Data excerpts
##############################

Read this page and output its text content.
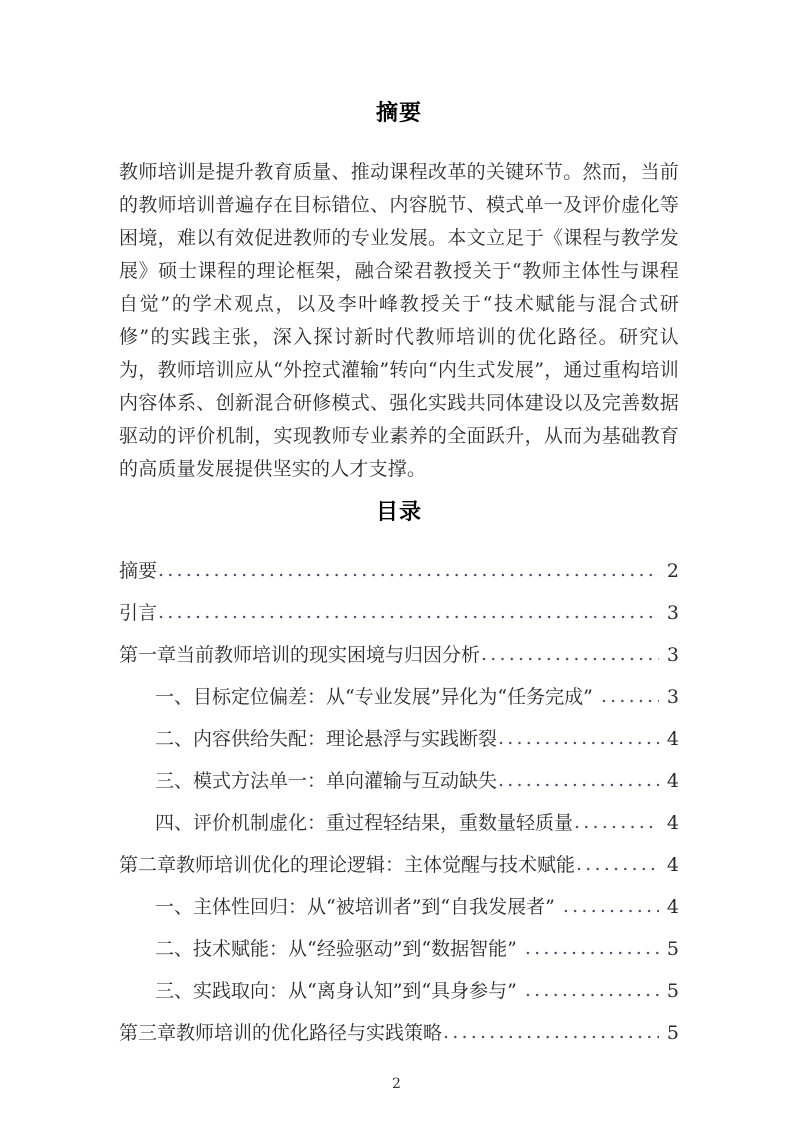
摘要
教师培训是提升教育质量、推动课程改革的关键环节。然而，当前的教师培训普遍存在目标错位、内容脱节、模式单一及评价虚化等困境，难以有效促进教师的专业发展。本文立足于《课程与教学发展》硕士课程的理论框架，融合梁君教授关于“教师主体性与课程自觉”的学术观点，以及李叶峰教授关于“技术赋能与混合式研修”的实践主张，深入探讨新时代教师培训的优化路径。研究认为，教师培训应从“外控式灌输”转向“内生式发展”，通过重构培训内容体系、创新混合研修模式、强化实践共同体建设以及完善数据驱动的评价机制，实现教师专业素养的全面跃升，从而为基础教育的高质量发展提供坚实的人才支撑。
目录
摘要 .....	2
引言 .....	3
第一章当前教师培训的现实困境与归因分析 .....	3
一、目标定位偏差：从“专业发展”异化为“任务完成” .....	3
二、内容供给失配：理论悬浮与实践断裂 .....	4
三、模式方法单一：单向灌输与互动缺失 .....	4
四、评价机制虚化：重过程轻结果，重数量轻质量 .....	4
第二章教师培训优化的理论逻辑：主体觉醒与技术赋能 .....	4
一、主体性回归：从“被培训者”到“自我发展者” .....	4
二、技术赋能：从“经验驱动”到“数据智能” .....	5
三、实践取向：从“离身认知”到“具身参与” .....	5
第三章教师培训的优化路径与实践策略 .....	5
2
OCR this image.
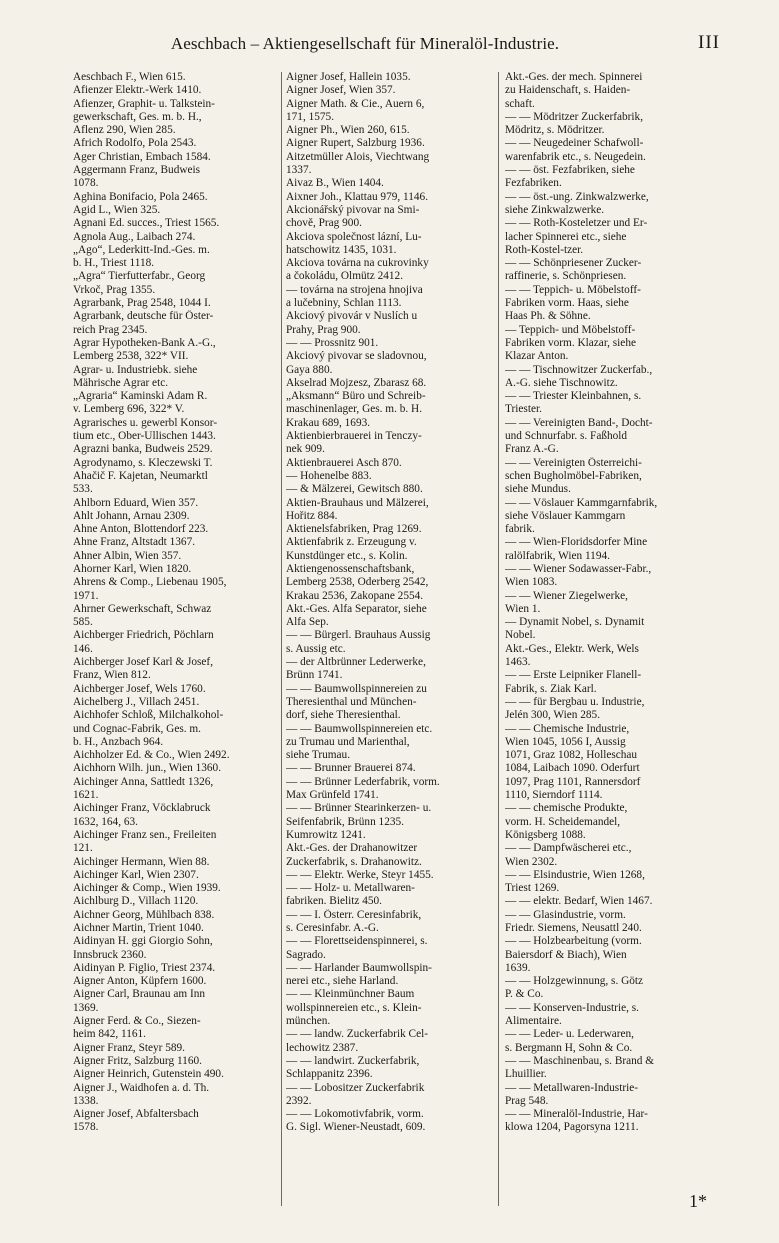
Aeschbach – Aktiengesellschaft für Mineralöl-Industrie.	III
Aeschbach F., Wien 615.
Afienzer Elektr.-Werk 1410.
Afienzer, Graphit- u. Talkstein-
gewerkschaft, Ges. m. b. H.,
Aflenz 290, Wien 285.
Africh Rodolfo, Pola 2543.
Ager Christian, Embach 1584.
Aggermann Franz, Budweis
1078.
Aghina Bonifacio, Pola 2465.
Agid L., Wien 325.
Agnani Ed. succes., Triest 1565.
Agnola Aug., Laibach 274.
„Ago“, Lederkitt-Ind.-Ges. m.
b. H., Triest 1118.
„Agra“ Tierfutterfabr., Georg
Vrkoč, Prag 1355.
Agrarbank, Prag 2548, 1044 I.
Agrarbank, deutsche für Öster-
reich Prag 2345.
Agrar Hypotheken-Bank A.-G.,
Lemberg 2538, 322* VII.
Agrar- u. Industriebk. siehe
Mährische Agrar etc.
„Agraria“ Kaminski Adam R.
v. Lemberg 696, 322* V.
Agrarisches u. gewerbl Konsor-
tium etc., Ober-Ullischen 1443.
Agrazni banka, Budweis 2529.
Agrodynamo, s. Kleczewski T.
Ahačič F. Kajetan, Neumarktl
533.
Ahlborn Eduard, Wien 357.
Ahlt Johann, Arnau 2309.
Ahne Anton, Blottendorf 223.
Ahne Franz, Altstadt 1367.
Ahner Albin, Wien 357.
Ahorner Karl, Wien 1820.
Ahrens & Comp., Liebenau 1905,
1971.
Ahrner Gewerkschaft, Schwaz
585.
Aichberger Friedrich, Pöchlarn
146.
Aichberger Josef Karl & Josef,
Franz, Wien 812.
Aichberger Josef, Wels 1760.
Aichelberg J., Villach 2451.
Aichhofer Schloß, Milchalkohol-
und Cognac-Fabrik, Ges. m.
b. H., Anzbach 964.
Aichholzer Ed. & Co., Wien 2492.
Aichhorn Wilh. jun., Wien 1360.
Aichinger Anna, Sattledt 1326,
1621.
Aichinger Franz, Vöcklabruck
1632, 164, 63.
Aichinger Franz sen., Freileiten
121.
Aichinger Hermann, Wien 88.
Aichinger Karl, Wien 2307.
Aichinger & Comp., Wien 1939.
Aichlburg D., Villach 1120.
Aichner Georg, Mühlbach 838.
Aichner Martin, Trient 1040.
Aidinyan H. ggi Giorgio Sohn,
Innsbruck 2360.
Aidinyan P. Figlio, Triest 2374.
Aigner Anton, Küpfern 1600.
Aigner Carl, Braunau am Inn
1369.
Aigner Ferd. & Co., Siezen-
heim 842, 1161.
Aigner Franz, Steyr 589.
Aigner Fritz, Salzburg 1160.
Aigner Heinrich, Gutenstein 490.
Aigner J., Waidhofen a. d. Th.
1338.
Aigner Josef, Abfaltersbach
1578.
Aigner Josef, Hallein 1035.
Aigner Josef, Wien 357.
Aigner Math. & Cie., Auern 6,
171, 1575.
Aigner Ph., Wien 260, 615.
Aigner Rupert, Salzburg 1936.
Aitzetmüller Alois, Viechtwang
1337.
Aivaz B., Wien 1404.
Aixner Joh., Klattau 979, 1146.
Akcionářský pivovar na Smi-
chově, Prag 900.
Akciova společnost lázní, Lu-
hatschowitz 1435, 1031.
Akciova továrna na cukrovinky
a čokoládu, Olmütz 2412.
— továrna na strojena hnojiva
a lučebniny, Schlan 1113.
Akciový pivovár v Nuslích u
Prahy, Prag 900.
— — Prossnitz 901.
Akciový pivovar se sladovnou,
Gaya 880.
Akselrad Mojzesz, Zbarasz 68.
„Aksmann“ Büro und Schreib-
maschinenlager, Ges. m. b. H.
Krakau 689, 1693.
Aktienbierbrauerei in Tenczy-
nek 909.
Aktienbrauerei Asch 870.
— Hohenelbe 883.
— & Mälzerei, Gewitsch 880.
Aktien-Brauhaus und Mälzerei,
Hořitz 884.
Aktienelsfabriken, Prag 1269.
Aktienfabrik z. Erzeugung v.
Kunstdünger etc., s. Kolin.
Aktiengenossenschaftsbank,
Lemberg 2538, Oderberg 2542,
Krakau 2536, Zakopane 2554.
Akt.-Ges. Alfa Separator, siehe
Alfa Sep.
— — Bürgerl. Brauhaus Aussig
s. Aussig etc.
— der Altbrünner Lederwerke,
Brünn 1741.
— — Baumwollspinnereien zu
Theresienthal und München-
dorf, siehe Theresienthal.
— — Baumwollspinnereien etc.
zu Trumau und Marienthal,
siehe Trumau.
— — Brunner Brauerei 874.
— — Brünner Lederfabrik, vorm.
Max Grünfeld 1741.
— — Brünner Stearinkerzen- u.
Seifenfabrik, Brünn 1235.
Kumrowitz 1241.
Akt.-Ges. der Drahanowitzer
Zuckerfabrik, s. Drahanowitz.
— — Elektr. Werke, Steyr 1455.
— — Holz- u. Metallwaren-
fabriken. Bielitz 450.
— — I. Österr. Ceresinfabrik,
s. Ceresinfabr. A.-G.
— — Florettseidenspinnerei, s.
Sagrado.
— — Harlander Baumwollspin-
nerei etc., siehe Harland.
— — Kleinmünchner Baum
wollspinnereien etc., s. Klein-
münchen.
— — landw. Zuckerfabrik Cel-
lechowitz 2387.
— — landwirt. Zuckerfabrik,
Schlappanitz 2396.
— — Lobositzer Zuckerfabrik
2392.
— — Lokomotivfabrik, vorm.
G. Sigl. Wiener-Neustadt, 609.
Akt.-Ges. der mech. Spinnerei
zu Haidenschaft, s. Haiden-
schaft.
— — Mödritzer Zuckerfabrik,
Mödritz, s. Mödritzer.
— — Neugedeiner Schafwoll-
warenfabrik etc., s. Neugedein.
— — öst. Fezfabriken, siehe
Fezfabriken.
— — öst.-ung. Zinkwalzwerke,
siehe Zinkwalzwerke.
— — Roth-Kosteletzer und Er-
lacher Spinnerei etc., siehe
Roth-Kostel-tzer.
— — Schönpriesener Zucker-
raffinerie, s. Schönpriesen.
— — Teppich- u. Möbelstoff-
Fabriken vorm. Haas, siehe
Haas Ph. & Söhne.
— Teppich- und Möbelstoff-
Fabriken vorm. Klazar, siehe
Klazar Anton.
— — Tischnowitzer Zuckerfab.,
A.-G. siehe Tischnowitz.
— — Triester Kleinbahnen, s.
Triester.
— — Vereinigten Band-, Docht-
und Schnurfabr. s. Faßhold
Franz A.-G.
— — Vereinigten Österreichi-
schen Bugholmöbel-Fabriken,
siehe Mundus.
— — Vöslauer Kammgarnfabrik,
siehe Vöslauer Kammgarn
fabrik.
— — Wien-Floridsdorfer Mine
ralölfabrik, Wien 1194.
— — Wiener Sodawasser-Fabr.,
Wien 1083.
— — Wiener Ziegelwerke,
Wien 1.
— Dynamit Nobel, s. Dynamit
Nobel.
Akt.-Ges., Elektr. Werk, Wels
1463.
— — Erste Leipniker Flanell-
Fabrik, s. Ziak Karl.
— — für Bergbau u. Industrie,
Jelén 300, Wien 285.
— — Chemische Industrie,
Wien 1045, 1056 I, Aussig
1071, Graz 1082, Holleschau
1084, Laibach 1090. Oderfurt
1097, Prag 1101, Rannersdorf
1110, Sierndorf 1114.
— — chemische Produkte,
vorm. H. Scheidemandel,
Königsberg 1088.
— — Dampfwäscherei etc.,
Wien 2302.
— — Elsindustrie, Wien 1268,
Triest 1269.
— — elektr. Bedarf, Wien 1467.
— — Glasindustrie, vorm.
Friedr. Siemens, Neusattl 240.
— — Holzbearbeitung (vorm.
Baiersdorf & Biach), Wien
1639.
— — Holzgewinnung, s. Götz
P. & Co.
— — Konserven-Industrie, s.
Alimentaire.
— — Leder- u. Lederwaren,
s. Bergmann H, Sohn & Co.
— — Maschinenbau, s. Brand &
Lhuillier.
— — Metallwaren-Industrie-
Prag 548.
— — Mineralöl-Industrie, Har-
klowa 1204, Pagorsyna 1211.
1*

##############################

Problem requirements: Every line above that contains the word "Wels" should be reported.

Answer to the problem:
Aichberger Josef, Wels 1760.
Akt.-Ges., Elektr. Werk, Wels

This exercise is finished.